● What the task requires:
Where a line contains the word "level", copy that line.

[Start Dataset records]

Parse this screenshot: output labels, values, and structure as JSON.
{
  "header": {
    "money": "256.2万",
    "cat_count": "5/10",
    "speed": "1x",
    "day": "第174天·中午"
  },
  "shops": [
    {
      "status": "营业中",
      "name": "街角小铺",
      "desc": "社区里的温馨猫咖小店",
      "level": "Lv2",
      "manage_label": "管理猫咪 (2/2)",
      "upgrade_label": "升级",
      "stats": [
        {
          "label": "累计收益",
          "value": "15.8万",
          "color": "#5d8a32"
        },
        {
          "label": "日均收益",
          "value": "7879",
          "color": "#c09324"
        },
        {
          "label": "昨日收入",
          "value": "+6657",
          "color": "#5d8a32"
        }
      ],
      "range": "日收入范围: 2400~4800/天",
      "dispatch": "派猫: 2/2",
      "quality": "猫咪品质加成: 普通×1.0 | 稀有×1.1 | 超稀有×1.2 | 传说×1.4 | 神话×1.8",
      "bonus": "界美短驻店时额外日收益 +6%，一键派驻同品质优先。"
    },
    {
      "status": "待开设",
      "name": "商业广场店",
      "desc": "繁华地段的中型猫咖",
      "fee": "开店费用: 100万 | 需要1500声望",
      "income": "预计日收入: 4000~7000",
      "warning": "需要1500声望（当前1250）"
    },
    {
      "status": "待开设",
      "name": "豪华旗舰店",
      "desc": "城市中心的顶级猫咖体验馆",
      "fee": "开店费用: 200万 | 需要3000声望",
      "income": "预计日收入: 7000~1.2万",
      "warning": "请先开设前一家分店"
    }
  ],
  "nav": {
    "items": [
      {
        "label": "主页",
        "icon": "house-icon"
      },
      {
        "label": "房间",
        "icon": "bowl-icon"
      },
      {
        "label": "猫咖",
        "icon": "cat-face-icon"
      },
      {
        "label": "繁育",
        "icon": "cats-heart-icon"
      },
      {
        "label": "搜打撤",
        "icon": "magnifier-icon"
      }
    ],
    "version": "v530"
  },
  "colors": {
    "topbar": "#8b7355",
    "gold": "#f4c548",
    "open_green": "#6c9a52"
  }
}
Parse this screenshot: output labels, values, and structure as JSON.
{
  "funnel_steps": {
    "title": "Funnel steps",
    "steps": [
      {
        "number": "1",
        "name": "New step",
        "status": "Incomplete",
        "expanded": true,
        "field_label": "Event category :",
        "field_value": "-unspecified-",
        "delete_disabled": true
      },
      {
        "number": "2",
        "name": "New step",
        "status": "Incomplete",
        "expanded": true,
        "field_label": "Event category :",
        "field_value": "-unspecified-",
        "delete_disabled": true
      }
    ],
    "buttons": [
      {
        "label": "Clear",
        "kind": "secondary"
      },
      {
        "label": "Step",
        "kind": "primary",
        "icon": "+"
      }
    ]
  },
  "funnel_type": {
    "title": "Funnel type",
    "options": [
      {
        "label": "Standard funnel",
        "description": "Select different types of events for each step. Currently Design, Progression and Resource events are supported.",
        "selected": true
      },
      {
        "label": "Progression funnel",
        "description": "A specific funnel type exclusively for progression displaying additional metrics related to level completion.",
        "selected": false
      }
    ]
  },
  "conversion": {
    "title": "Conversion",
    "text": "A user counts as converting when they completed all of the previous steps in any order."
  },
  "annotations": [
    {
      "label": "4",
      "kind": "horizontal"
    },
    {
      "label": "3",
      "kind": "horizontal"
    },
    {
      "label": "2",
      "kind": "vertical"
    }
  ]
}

[End Dataset records]

● Written solution:
      "level": "Lv2",
        "description": "A specific funnel type exclusively for progression displaying additional metrics related to level completion.",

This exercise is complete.